Collect each line of the records containing the string "this".

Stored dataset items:
+ + + + + + +

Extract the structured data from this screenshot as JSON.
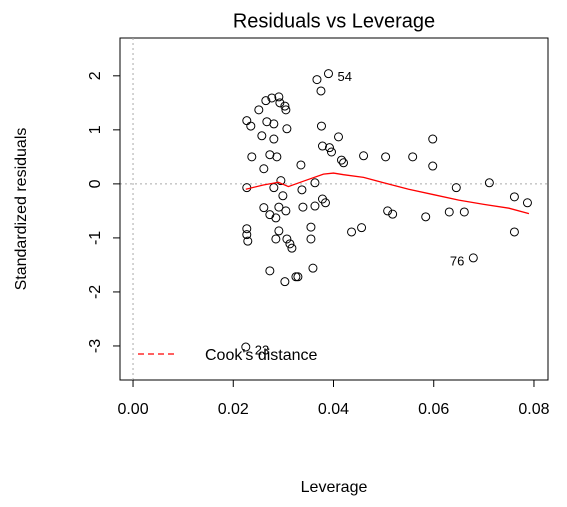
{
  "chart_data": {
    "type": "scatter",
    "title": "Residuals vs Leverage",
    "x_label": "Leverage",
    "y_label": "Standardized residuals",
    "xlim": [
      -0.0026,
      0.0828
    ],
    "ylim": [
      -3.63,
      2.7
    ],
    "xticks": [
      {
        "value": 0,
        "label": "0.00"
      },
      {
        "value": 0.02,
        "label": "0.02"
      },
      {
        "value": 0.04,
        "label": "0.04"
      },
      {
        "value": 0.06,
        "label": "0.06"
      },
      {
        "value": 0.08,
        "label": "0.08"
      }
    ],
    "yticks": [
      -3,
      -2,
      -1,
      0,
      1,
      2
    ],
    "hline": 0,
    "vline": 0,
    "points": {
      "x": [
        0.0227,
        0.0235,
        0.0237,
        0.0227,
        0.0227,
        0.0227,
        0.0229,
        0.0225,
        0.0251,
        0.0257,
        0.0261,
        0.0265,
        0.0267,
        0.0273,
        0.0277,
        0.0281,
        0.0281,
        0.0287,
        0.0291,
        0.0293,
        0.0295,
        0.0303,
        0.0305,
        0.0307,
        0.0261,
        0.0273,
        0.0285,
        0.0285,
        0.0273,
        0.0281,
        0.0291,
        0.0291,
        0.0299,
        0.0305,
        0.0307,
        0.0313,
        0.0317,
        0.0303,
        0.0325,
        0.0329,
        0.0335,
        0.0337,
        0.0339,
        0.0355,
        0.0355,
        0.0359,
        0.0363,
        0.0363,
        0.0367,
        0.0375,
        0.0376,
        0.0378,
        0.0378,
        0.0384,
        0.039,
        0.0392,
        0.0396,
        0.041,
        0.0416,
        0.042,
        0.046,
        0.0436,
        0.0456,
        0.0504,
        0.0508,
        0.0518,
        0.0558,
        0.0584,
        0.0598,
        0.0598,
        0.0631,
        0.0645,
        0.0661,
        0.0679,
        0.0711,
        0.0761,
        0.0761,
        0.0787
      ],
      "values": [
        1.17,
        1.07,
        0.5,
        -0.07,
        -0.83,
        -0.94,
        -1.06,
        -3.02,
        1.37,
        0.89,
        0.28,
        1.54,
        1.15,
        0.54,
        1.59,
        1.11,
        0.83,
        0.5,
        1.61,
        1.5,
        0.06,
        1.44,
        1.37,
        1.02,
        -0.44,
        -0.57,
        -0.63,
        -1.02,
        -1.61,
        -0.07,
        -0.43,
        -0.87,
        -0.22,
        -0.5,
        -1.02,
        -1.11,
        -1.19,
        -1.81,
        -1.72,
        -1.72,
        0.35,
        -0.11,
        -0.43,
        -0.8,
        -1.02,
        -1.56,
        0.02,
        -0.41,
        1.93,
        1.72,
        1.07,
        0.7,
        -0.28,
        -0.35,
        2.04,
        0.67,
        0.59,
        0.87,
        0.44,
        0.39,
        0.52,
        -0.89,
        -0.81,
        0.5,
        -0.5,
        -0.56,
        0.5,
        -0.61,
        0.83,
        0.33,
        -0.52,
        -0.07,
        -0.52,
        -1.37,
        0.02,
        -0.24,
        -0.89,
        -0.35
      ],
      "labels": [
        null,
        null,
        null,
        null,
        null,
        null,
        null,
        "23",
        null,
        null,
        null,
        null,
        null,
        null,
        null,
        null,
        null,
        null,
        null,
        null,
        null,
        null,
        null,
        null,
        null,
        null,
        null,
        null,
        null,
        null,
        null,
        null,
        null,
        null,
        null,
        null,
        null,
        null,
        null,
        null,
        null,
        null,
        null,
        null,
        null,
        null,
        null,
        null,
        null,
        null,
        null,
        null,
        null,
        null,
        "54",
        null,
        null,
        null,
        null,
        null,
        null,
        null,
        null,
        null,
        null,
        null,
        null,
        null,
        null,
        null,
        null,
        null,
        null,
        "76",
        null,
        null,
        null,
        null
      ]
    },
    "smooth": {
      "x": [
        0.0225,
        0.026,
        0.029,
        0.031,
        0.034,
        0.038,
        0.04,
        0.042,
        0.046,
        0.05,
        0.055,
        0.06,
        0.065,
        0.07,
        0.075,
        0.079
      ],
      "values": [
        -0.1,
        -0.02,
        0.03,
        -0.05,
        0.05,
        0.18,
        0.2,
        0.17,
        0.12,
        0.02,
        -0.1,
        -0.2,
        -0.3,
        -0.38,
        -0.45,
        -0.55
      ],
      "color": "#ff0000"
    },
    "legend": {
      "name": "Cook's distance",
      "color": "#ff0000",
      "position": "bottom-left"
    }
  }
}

+ + + + + + +

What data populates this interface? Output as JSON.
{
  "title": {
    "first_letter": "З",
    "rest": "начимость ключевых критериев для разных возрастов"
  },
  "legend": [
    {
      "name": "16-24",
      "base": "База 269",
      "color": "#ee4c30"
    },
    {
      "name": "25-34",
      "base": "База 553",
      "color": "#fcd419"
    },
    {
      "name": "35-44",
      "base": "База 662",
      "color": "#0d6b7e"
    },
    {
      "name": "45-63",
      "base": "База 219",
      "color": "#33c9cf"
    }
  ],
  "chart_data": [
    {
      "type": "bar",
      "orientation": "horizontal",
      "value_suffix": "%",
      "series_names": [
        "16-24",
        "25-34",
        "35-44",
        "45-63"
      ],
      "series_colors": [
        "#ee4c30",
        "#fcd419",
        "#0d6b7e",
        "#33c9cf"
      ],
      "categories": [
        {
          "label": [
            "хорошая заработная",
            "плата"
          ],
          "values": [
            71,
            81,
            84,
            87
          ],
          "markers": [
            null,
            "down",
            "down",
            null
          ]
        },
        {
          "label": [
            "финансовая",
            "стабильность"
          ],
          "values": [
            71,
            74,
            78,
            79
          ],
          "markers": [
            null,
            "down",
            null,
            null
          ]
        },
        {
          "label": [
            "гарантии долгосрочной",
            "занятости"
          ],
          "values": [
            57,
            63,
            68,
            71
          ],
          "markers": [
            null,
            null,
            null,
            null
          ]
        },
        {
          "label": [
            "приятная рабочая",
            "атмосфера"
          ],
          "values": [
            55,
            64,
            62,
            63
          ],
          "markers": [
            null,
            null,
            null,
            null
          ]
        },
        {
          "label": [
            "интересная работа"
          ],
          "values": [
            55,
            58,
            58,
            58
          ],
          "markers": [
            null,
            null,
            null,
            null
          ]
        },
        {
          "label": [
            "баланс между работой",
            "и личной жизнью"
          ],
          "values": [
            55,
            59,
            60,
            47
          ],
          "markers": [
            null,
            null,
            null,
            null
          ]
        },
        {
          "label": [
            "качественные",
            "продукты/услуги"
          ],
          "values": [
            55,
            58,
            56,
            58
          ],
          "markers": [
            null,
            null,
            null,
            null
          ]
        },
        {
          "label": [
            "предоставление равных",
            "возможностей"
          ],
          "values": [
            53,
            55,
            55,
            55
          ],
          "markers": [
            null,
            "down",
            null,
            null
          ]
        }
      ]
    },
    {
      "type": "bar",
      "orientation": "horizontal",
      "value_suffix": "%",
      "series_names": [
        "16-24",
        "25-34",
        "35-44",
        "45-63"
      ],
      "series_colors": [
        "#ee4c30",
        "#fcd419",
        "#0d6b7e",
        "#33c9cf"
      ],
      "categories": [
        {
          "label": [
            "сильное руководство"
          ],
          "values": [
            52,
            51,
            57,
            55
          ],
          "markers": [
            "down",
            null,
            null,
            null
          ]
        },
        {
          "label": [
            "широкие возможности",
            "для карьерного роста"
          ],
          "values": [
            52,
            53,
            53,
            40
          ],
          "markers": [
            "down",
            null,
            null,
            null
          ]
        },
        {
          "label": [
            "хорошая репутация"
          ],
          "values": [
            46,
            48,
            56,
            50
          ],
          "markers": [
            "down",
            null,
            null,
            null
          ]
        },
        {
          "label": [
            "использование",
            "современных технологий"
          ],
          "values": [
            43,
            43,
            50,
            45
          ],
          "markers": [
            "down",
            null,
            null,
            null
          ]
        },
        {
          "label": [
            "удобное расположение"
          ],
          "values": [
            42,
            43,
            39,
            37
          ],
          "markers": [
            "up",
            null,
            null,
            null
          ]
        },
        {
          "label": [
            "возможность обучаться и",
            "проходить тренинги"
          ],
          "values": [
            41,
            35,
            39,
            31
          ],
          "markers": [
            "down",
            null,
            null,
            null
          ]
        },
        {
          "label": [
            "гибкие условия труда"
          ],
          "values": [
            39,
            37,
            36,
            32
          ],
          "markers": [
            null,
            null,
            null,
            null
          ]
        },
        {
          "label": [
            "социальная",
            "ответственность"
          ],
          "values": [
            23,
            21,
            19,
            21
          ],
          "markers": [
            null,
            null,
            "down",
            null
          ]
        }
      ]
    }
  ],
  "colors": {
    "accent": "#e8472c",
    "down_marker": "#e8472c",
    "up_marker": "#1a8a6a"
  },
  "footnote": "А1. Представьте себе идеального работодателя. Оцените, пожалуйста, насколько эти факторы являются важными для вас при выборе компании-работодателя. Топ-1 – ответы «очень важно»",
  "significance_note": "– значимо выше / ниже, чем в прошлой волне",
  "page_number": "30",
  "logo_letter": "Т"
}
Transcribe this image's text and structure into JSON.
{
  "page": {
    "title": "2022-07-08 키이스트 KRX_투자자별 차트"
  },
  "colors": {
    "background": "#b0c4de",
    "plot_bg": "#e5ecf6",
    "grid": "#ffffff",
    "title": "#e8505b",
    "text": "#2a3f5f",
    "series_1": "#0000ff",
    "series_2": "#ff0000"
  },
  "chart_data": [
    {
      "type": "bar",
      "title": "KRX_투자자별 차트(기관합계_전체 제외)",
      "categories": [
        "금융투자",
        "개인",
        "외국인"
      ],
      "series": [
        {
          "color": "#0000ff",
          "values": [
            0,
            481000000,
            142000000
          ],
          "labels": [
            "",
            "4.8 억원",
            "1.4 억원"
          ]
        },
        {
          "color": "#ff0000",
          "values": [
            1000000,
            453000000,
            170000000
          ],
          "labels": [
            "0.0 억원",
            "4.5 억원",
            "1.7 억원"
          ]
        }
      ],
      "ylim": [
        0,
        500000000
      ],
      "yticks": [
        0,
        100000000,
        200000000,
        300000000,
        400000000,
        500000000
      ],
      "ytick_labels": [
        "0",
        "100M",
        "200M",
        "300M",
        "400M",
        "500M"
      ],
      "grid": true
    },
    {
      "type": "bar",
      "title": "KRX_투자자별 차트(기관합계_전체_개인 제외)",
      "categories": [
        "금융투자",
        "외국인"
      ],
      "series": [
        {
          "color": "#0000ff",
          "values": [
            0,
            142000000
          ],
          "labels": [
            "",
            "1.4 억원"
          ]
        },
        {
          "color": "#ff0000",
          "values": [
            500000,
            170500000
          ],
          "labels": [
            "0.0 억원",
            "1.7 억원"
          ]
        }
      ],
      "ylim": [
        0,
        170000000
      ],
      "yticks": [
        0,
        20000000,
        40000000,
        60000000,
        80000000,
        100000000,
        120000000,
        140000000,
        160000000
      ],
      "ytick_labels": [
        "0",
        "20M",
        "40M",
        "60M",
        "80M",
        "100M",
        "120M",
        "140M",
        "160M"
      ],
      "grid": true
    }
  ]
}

+ + + + + + +

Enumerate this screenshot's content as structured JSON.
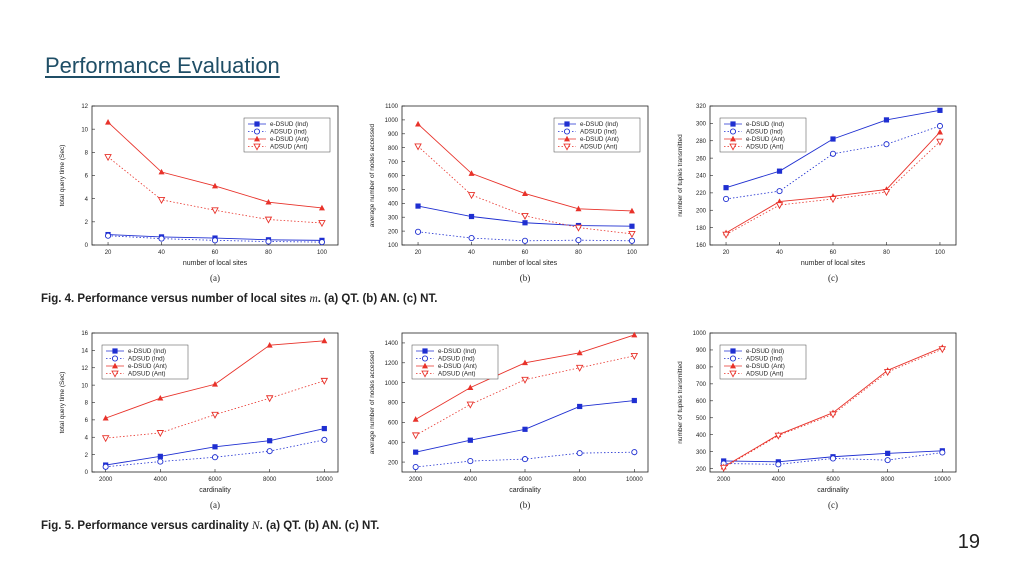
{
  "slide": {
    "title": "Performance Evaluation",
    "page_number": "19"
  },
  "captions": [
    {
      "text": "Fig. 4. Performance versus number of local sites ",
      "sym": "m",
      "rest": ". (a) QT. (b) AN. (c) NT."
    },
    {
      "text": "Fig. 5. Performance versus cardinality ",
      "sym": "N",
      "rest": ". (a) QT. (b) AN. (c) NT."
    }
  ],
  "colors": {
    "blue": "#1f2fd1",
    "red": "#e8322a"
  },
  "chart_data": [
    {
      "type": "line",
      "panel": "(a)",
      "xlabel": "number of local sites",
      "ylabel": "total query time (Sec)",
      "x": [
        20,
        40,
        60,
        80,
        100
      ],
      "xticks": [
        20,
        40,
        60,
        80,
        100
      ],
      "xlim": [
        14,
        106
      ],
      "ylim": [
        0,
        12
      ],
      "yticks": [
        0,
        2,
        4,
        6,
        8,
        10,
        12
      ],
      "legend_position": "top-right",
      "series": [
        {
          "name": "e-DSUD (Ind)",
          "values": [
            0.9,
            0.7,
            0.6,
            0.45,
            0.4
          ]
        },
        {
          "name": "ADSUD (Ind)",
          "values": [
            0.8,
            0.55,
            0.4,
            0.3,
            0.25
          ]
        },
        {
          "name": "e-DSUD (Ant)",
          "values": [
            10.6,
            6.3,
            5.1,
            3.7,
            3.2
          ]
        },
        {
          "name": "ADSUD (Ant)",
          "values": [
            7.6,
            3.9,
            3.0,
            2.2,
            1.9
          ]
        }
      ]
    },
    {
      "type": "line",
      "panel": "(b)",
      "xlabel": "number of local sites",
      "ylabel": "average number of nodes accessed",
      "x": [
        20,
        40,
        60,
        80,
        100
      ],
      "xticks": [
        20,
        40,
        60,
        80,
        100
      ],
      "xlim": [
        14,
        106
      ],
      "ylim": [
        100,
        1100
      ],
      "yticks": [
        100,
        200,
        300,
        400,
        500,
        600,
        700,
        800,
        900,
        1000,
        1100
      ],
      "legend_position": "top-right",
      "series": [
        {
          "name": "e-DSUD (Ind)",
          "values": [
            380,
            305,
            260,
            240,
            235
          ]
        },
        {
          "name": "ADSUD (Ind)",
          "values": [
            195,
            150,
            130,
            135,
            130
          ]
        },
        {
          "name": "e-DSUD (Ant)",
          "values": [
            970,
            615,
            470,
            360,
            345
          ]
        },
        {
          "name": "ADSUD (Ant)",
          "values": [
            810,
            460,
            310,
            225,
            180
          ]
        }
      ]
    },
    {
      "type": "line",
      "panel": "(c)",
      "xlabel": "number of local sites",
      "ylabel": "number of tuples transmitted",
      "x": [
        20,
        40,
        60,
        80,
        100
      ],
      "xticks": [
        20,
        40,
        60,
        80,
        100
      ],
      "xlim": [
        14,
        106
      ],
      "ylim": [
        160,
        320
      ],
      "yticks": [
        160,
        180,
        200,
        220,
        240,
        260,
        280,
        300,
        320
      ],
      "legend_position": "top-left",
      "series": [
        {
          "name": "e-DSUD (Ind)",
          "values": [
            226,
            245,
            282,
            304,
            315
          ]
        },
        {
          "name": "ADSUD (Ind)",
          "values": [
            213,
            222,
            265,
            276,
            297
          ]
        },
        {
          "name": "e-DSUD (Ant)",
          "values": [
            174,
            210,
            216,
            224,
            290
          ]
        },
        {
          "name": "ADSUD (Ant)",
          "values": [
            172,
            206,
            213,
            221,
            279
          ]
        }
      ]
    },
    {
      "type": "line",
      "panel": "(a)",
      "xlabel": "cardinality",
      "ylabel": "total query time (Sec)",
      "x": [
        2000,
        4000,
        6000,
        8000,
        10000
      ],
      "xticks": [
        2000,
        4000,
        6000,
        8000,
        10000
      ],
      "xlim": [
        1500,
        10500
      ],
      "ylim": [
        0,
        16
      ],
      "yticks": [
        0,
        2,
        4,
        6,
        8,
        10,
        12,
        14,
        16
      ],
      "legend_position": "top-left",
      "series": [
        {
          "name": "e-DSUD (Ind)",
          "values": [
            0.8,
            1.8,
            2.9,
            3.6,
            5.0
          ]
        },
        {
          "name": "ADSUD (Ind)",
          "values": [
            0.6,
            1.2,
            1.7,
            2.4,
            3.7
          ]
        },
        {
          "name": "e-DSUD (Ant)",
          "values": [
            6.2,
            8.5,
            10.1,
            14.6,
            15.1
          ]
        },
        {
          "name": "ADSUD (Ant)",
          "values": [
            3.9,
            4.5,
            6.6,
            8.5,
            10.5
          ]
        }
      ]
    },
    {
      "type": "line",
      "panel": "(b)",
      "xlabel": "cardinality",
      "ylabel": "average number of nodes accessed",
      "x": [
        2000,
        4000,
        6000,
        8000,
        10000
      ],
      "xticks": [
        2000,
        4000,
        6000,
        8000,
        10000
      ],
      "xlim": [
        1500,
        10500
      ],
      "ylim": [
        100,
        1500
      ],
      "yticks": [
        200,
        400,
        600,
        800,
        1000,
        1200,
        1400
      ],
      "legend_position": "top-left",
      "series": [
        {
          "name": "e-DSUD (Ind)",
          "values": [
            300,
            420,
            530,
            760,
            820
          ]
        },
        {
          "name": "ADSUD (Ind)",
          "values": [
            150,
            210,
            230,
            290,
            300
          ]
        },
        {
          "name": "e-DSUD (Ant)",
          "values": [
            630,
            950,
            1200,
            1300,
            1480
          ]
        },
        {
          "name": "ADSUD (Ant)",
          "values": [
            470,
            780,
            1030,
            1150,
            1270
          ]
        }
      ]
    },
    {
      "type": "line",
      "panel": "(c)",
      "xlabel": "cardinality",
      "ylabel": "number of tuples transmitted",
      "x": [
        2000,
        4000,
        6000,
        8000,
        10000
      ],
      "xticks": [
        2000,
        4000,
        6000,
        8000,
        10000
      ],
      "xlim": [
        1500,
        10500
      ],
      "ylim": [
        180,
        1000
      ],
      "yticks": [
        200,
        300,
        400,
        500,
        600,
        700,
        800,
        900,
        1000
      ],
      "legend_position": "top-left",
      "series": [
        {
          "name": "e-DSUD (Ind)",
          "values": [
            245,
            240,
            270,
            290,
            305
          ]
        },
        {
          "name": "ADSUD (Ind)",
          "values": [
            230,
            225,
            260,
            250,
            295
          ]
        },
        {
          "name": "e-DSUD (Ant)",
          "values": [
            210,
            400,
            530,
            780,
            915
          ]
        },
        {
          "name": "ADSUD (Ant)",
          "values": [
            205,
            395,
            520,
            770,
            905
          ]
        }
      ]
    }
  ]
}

+ + + + + + +

= Task answer =
Extract the structured data from this screenshot as JSON.
What data populates this interface? Output as JSON.
Transcribe this image's text and structure into JSON.
Enumerate this screenshot's content as structured JSON.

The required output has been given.